[BEGIN Records for this exercise]
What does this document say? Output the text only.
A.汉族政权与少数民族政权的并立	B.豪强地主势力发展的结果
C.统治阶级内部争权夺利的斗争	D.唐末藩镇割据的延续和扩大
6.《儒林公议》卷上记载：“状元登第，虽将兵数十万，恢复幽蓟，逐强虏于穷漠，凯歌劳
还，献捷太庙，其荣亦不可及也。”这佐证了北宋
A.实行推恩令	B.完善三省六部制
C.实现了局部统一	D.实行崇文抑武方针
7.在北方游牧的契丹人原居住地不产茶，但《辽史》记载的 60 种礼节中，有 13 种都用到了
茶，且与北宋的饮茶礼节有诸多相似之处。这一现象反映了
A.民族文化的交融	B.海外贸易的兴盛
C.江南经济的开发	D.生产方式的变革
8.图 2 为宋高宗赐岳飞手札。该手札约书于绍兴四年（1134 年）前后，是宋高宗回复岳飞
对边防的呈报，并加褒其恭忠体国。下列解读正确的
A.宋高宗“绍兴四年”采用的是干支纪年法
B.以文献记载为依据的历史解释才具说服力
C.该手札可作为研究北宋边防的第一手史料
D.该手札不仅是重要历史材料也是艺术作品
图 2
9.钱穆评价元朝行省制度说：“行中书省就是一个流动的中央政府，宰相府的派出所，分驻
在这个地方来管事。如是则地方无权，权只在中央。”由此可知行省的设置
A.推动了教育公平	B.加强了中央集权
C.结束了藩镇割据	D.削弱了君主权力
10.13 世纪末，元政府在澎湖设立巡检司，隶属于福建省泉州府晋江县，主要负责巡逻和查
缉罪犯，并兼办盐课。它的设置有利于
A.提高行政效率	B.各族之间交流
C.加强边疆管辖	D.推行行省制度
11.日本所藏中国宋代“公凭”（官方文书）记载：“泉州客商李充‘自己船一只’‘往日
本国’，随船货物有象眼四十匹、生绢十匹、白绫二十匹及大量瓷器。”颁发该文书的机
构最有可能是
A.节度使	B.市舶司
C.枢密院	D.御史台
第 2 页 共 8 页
[END Records for this exercise]
Aim of the exercise: Copy out each line above, character for character.

Correct result:
What does this document say? Output the text only.
A.汉族政权与少数民族政权的并立	B.豪强地主势力发展的结果
C.统治阶级内部争权夺利的斗争	D.唐末藩镇割据的延续和扩大
6.《儒林公议》卷上记载：“状元登第，虽将兵数十万，恢复幽蓟，逐强虏于穷漠，凯歌劳
还，献捷太庙，其荣亦不可及也。”这佐证了北宋
A.实行推恩令	B.完善三省六部制
C.实现了局部统一	D.实行崇文抑武方针
7.在北方游牧的契丹人原居住地不产茶，但《辽史》记载的 60 种礼节中，有 13 种都用到了
茶，且与北宋的饮茶礼节有诸多相似之处。这一现象反映了
A.民族文化的交融	B.海外贸易的兴盛
C.江南经济的开发	D.生产方式的变革
8.图 2 为宋高宗赐岳飞手札。该手札约书于绍兴四年（1134 年）前后，是宋高宗回复岳飞
对边防的呈报，并加褒其恭忠体国。下列解读正确的
A.宋高宗“绍兴四年”采用的是干支纪年法
B.以文献记载为依据的历史解释才具说服力
C.该手札可作为研究北宋边防的第一手史料
D.该手札不仅是重要历史材料也是艺术作品
图 2
9.钱穆评价元朝行省制度说：“行中书省就是一个流动的中央政府，宰相府的派出所，分驻
在这个地方来管事。如是则地方无权，权只在中央。”由此可知行省的设置
A.推动了教育公平	B.加强了中央集权
C.结束了藩镇割据	D.削弱了君主权力
10.13 世纪末，元政府在澎湖设立巡检司，隶属于福建省泉州府晋江县，主要负责巡逻和查
缉罪犯，并兼办盐课。它的设置有利于
A.提高行政效率	B.各族之间交流
C.加强边疆管辖	D.推行行省制度
11.日本所藏中国宋代“公凭”（官方文书）记载：“泉州客商李充‘自己船一只’‘往日
本国’，随船货物有象眼四十匹、生绢十匹、白绫二十匹及大量瓷器。”颁发该文书的机
构最有可能是
A.节度使	B.市舶司
C.枢密院	D.御史台
第 2 页 共 8 页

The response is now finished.